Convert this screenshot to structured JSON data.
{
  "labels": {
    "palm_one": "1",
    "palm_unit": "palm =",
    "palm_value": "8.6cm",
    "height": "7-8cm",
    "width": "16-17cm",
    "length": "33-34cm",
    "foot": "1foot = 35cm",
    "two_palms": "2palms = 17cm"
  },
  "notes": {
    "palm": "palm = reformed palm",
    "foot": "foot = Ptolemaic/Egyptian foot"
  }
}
---
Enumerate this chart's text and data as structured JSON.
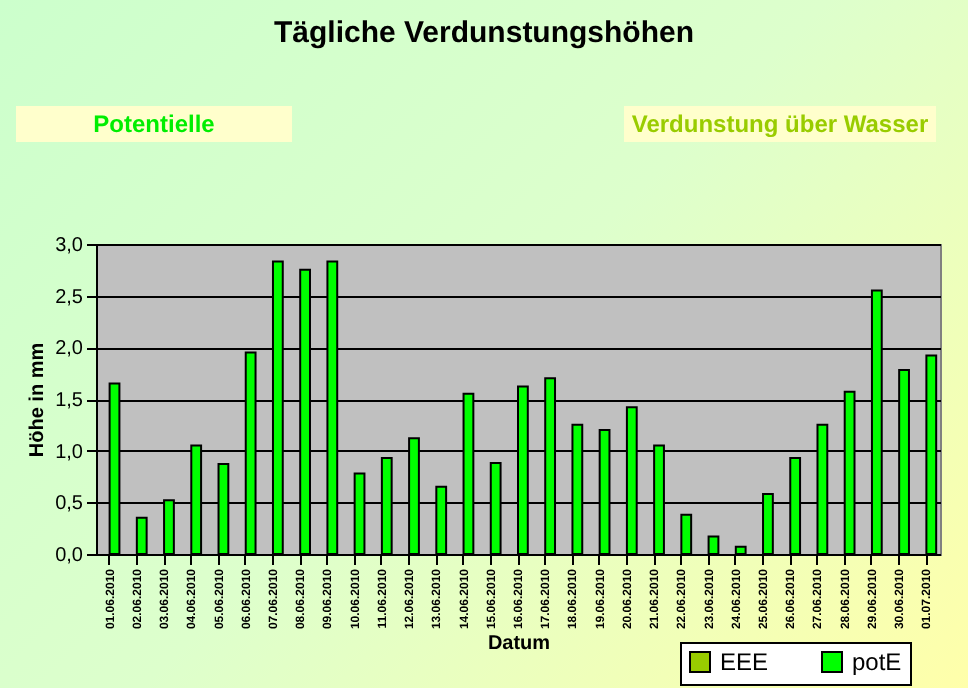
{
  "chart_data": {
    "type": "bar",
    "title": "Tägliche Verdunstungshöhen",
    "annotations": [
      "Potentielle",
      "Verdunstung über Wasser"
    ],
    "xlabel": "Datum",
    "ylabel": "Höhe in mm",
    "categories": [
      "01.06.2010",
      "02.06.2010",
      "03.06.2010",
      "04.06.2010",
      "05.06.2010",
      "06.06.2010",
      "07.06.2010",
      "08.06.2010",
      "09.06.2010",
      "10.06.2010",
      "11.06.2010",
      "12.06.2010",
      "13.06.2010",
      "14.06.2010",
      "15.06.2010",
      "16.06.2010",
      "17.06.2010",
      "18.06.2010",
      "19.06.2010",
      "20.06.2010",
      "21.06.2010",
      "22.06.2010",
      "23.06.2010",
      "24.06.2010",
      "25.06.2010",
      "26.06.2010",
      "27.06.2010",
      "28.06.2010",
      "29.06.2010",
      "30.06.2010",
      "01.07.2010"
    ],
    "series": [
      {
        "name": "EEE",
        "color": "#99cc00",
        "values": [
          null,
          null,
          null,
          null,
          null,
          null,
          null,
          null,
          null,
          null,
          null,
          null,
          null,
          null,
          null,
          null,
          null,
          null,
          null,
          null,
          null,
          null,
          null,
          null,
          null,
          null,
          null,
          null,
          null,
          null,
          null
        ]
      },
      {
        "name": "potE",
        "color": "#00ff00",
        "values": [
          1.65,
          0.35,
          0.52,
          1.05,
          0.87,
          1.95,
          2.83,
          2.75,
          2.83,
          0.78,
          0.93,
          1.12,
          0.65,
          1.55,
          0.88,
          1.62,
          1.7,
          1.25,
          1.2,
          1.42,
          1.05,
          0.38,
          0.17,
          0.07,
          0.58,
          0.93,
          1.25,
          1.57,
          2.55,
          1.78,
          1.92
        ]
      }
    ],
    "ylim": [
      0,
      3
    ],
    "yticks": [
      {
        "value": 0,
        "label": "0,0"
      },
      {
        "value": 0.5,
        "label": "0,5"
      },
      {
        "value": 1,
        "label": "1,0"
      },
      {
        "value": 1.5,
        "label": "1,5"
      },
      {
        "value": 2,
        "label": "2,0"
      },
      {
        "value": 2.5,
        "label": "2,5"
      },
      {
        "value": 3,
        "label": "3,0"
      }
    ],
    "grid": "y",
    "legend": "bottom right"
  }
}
--
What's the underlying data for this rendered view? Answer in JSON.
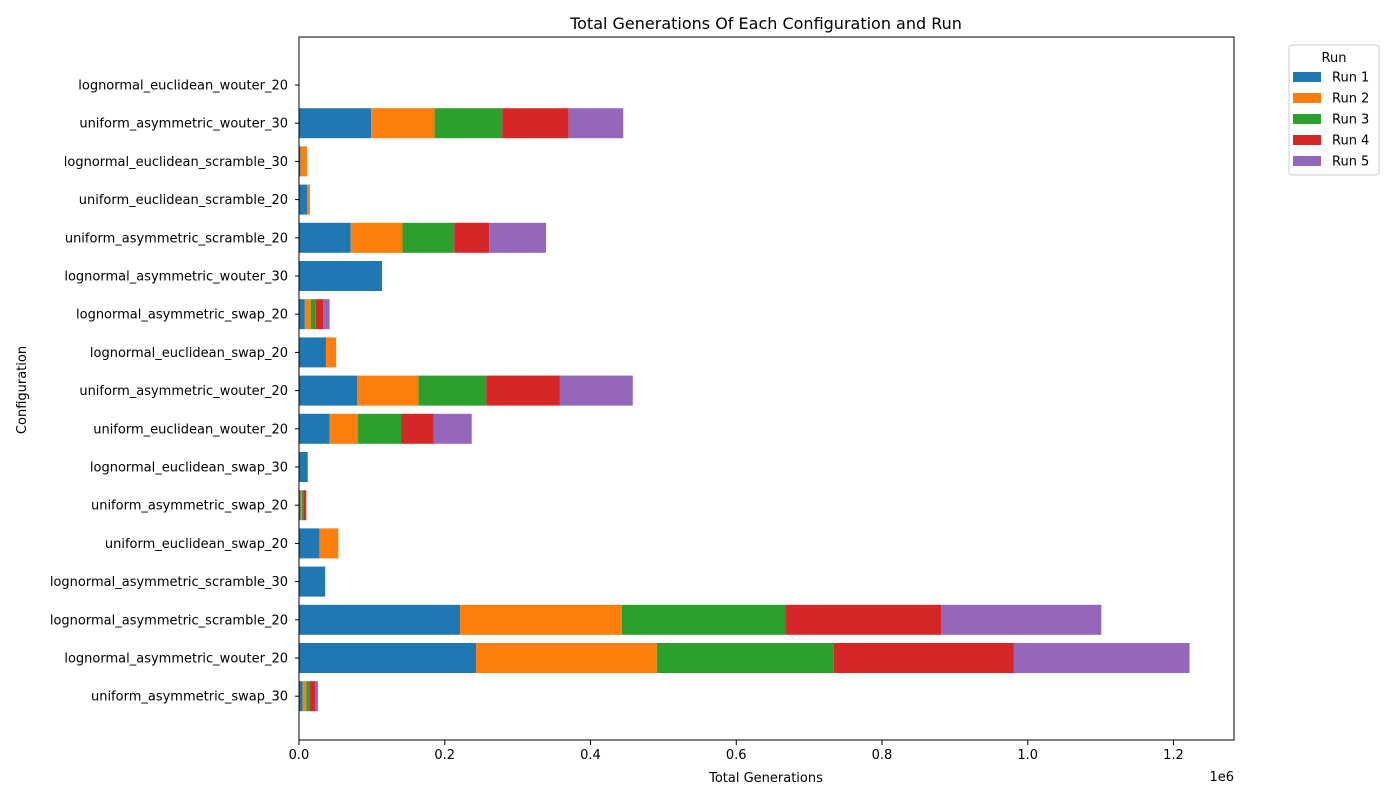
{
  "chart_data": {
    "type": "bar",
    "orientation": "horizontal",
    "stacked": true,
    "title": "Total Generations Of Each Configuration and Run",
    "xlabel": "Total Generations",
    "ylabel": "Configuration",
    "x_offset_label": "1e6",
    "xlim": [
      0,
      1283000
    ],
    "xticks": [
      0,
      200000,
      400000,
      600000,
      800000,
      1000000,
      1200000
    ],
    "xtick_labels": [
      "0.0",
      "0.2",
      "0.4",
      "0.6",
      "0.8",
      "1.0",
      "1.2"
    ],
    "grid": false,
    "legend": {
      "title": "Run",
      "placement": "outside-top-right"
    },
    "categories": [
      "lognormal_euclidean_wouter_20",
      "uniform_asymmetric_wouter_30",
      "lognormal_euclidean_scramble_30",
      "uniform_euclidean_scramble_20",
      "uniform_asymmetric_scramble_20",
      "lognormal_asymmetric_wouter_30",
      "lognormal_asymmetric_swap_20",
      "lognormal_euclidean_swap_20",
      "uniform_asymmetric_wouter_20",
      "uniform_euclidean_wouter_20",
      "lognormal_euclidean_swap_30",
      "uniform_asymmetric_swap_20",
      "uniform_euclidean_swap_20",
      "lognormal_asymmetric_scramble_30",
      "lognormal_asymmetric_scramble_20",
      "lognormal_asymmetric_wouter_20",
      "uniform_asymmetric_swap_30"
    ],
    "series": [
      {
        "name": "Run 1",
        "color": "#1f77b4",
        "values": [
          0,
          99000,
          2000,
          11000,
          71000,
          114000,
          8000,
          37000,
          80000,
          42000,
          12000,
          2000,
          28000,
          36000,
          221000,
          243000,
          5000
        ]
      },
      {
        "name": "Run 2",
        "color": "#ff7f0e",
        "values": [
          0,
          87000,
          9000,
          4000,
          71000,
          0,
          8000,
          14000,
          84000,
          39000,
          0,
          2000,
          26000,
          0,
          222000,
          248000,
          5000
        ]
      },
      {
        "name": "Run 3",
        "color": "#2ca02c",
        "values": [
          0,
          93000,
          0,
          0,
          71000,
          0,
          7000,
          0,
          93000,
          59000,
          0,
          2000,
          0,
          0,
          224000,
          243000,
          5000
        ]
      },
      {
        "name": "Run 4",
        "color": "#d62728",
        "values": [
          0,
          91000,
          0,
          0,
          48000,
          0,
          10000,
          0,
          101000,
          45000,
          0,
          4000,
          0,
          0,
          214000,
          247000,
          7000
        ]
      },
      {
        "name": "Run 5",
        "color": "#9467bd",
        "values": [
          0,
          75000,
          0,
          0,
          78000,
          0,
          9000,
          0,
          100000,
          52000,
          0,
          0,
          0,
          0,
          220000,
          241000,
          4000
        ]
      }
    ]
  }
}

=== TASK INSTRUCTIONS ===
Of all the lines in the listing above, how many contain the word "name"? Answer with the number alone.

=== EXERCISE SOLUTION ===
7